§ **Work to complete**
Copy out each line below that has the word "wave" in it.

§ **Records for processing**
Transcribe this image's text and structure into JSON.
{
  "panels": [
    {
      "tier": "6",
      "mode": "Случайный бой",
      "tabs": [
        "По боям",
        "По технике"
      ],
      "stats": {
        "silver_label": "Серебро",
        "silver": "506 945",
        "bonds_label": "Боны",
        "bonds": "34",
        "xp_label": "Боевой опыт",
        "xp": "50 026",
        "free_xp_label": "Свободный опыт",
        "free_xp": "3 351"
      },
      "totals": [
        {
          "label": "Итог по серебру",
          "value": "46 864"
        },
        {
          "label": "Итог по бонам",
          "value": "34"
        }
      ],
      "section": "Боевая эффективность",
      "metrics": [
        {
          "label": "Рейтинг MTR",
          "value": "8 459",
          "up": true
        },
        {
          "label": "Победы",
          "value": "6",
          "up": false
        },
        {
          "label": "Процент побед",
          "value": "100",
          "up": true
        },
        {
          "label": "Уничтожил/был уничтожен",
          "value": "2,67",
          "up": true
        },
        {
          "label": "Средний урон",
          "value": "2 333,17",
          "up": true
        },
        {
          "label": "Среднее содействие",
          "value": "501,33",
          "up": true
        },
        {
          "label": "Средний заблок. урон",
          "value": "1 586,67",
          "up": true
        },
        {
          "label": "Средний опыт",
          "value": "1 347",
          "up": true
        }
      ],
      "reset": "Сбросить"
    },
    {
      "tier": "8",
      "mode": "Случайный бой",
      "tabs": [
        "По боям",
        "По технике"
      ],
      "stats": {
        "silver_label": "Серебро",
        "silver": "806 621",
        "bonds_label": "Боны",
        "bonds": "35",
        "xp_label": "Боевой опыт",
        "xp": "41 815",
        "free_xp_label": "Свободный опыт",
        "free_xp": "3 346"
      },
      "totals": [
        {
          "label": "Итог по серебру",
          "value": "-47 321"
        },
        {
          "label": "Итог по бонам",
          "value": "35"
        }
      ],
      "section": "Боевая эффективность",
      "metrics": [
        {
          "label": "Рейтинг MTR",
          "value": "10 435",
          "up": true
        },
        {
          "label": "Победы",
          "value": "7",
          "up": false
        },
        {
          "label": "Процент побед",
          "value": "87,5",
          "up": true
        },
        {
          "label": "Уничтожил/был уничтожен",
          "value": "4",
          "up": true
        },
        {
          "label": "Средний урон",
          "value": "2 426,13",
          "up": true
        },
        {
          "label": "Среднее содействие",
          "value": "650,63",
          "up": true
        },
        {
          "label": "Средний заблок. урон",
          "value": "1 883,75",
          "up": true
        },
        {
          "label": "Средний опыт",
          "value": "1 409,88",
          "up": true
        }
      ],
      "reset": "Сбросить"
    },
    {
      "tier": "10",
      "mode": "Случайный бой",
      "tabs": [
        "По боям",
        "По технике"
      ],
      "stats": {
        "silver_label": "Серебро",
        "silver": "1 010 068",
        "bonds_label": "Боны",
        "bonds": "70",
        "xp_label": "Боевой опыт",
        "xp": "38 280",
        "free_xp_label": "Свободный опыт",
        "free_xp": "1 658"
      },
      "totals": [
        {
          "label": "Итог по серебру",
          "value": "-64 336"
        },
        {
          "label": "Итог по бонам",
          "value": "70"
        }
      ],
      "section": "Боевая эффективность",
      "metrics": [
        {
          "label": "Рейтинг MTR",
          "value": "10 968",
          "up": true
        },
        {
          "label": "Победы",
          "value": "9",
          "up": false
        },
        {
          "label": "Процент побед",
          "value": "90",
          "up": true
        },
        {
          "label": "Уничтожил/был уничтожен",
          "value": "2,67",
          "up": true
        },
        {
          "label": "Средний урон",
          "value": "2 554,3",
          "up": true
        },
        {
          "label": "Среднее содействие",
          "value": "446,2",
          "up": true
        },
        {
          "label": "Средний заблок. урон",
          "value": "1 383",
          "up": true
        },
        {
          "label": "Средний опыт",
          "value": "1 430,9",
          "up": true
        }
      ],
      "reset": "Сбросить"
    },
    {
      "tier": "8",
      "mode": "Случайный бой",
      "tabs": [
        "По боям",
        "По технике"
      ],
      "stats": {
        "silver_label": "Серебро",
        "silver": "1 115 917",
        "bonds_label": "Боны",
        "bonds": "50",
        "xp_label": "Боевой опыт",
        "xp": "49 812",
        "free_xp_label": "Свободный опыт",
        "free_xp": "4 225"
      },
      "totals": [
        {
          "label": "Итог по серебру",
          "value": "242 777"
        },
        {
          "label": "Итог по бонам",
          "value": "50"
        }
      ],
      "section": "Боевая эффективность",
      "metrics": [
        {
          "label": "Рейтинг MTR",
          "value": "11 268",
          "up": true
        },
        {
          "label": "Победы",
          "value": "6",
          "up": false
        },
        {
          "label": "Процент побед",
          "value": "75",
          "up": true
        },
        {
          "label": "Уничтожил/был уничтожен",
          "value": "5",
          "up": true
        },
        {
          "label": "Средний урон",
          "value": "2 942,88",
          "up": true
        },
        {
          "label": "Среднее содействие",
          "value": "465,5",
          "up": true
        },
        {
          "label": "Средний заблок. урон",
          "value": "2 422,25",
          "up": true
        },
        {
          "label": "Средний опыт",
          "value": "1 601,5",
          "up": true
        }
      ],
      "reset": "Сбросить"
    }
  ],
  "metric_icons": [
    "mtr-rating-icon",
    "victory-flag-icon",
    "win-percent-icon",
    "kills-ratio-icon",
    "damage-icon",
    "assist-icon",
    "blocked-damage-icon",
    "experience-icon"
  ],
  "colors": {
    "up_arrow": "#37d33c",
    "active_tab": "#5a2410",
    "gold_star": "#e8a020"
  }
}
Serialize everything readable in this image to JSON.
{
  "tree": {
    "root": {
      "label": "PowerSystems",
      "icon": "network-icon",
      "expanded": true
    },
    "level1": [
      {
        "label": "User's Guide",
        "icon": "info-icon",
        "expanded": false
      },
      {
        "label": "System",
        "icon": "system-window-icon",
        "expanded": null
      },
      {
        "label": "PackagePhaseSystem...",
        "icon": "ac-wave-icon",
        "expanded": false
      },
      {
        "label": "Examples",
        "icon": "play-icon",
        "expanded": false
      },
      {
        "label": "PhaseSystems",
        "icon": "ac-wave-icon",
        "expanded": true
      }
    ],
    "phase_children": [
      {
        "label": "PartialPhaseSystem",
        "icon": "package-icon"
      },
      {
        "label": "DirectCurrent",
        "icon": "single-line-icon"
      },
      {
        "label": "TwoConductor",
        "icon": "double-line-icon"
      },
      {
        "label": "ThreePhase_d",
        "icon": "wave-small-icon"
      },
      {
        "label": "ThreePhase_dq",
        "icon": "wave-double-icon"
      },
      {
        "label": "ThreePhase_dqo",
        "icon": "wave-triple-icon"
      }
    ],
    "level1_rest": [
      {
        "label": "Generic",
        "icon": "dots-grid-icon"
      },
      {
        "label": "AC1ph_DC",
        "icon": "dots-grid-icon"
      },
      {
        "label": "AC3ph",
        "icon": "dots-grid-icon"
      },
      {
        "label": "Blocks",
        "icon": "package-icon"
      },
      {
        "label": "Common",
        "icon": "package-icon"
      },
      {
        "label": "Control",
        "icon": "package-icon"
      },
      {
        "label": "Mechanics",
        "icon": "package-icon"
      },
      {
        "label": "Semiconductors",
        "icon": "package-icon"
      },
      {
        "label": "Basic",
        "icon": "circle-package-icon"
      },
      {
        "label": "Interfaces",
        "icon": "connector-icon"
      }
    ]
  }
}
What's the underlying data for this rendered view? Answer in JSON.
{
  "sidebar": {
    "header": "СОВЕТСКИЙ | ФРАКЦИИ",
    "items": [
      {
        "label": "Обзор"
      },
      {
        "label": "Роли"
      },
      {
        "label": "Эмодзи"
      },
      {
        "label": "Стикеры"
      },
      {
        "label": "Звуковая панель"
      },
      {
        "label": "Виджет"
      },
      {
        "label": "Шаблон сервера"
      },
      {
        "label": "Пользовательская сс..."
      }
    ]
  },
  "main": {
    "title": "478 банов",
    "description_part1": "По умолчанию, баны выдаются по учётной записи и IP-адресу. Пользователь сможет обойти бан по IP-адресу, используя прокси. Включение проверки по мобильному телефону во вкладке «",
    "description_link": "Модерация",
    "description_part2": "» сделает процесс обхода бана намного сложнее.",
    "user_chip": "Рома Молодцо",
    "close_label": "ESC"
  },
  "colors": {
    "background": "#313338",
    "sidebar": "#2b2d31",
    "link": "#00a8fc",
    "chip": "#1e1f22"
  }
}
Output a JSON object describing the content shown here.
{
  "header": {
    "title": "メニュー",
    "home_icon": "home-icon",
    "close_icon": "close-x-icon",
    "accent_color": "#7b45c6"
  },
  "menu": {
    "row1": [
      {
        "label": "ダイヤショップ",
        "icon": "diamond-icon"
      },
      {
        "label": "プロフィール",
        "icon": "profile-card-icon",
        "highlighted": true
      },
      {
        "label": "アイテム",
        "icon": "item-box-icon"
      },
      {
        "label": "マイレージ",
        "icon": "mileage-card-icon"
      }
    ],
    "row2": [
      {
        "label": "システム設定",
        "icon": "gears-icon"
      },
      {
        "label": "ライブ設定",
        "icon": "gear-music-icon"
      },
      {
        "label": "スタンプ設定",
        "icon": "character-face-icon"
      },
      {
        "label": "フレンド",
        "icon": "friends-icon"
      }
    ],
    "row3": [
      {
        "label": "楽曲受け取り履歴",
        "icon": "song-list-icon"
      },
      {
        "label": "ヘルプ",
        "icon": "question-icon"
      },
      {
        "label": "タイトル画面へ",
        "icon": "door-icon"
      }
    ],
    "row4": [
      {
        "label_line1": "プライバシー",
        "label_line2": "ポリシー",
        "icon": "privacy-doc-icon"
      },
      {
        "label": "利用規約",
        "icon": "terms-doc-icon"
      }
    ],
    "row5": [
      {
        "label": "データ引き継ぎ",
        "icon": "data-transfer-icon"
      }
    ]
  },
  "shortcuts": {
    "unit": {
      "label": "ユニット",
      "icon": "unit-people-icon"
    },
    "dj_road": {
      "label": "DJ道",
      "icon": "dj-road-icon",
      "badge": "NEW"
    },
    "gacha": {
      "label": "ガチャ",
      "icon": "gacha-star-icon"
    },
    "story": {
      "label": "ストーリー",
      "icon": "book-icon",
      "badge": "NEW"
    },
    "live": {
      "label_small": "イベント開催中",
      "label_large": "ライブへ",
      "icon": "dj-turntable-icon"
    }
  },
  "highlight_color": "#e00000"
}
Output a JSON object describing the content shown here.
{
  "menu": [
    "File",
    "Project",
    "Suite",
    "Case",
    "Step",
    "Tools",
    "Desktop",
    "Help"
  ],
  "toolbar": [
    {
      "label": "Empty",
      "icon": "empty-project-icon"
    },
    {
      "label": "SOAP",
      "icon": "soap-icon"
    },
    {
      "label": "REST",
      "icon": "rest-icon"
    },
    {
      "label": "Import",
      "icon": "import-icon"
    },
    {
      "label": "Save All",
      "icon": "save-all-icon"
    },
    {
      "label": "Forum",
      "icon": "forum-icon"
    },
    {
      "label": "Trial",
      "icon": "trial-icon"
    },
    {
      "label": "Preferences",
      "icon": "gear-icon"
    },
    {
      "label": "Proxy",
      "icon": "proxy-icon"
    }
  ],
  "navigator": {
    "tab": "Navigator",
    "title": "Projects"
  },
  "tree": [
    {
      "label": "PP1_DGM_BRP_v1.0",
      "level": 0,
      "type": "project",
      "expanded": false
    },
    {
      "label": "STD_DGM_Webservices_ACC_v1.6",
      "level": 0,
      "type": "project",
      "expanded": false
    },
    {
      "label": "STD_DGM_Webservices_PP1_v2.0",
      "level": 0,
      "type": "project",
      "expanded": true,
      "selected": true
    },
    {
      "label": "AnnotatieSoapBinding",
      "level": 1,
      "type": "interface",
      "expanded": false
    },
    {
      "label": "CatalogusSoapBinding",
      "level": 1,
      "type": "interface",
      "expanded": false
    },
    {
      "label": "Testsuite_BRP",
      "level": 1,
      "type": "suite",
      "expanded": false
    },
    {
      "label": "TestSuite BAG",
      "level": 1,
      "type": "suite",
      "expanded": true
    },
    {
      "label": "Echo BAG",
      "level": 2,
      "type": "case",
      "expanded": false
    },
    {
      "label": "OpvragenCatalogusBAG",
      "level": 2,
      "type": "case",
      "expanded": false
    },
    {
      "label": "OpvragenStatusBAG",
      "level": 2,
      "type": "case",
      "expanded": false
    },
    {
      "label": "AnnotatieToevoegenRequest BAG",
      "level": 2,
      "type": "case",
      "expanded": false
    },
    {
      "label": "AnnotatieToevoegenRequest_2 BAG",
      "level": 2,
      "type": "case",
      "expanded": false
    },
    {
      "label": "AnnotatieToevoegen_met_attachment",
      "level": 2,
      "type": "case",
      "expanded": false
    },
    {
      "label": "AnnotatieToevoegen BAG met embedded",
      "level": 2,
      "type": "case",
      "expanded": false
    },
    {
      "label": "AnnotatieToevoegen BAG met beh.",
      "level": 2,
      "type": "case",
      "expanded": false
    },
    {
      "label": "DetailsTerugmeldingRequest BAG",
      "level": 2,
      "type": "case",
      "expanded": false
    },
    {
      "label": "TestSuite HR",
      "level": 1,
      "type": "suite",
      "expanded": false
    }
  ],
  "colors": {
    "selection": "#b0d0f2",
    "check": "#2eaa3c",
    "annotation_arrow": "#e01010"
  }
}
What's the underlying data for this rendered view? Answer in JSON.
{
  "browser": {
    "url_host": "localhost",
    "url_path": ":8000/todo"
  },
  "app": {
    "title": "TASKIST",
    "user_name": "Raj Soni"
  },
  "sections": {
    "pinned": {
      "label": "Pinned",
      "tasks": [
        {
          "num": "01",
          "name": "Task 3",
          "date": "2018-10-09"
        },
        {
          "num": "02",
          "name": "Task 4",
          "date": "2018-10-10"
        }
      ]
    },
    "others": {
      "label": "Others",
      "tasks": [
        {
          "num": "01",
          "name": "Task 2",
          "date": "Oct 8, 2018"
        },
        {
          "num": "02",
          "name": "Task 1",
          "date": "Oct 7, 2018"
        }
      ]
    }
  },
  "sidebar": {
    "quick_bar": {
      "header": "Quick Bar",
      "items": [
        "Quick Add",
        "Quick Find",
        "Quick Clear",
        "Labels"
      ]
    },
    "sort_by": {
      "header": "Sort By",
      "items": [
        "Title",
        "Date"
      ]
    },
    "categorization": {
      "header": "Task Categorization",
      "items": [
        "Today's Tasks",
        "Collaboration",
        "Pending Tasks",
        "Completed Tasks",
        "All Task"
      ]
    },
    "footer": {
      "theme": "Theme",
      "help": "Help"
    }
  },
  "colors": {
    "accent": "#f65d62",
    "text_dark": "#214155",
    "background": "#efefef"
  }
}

§ **Expected answer**
        "icon": "ac-wave-icon",
        "icon": "ac-wave-icon",
        "icon": "wave-small-icon"
        "icon": "wave-double-icon"
        "icon": "wave-triple-icon"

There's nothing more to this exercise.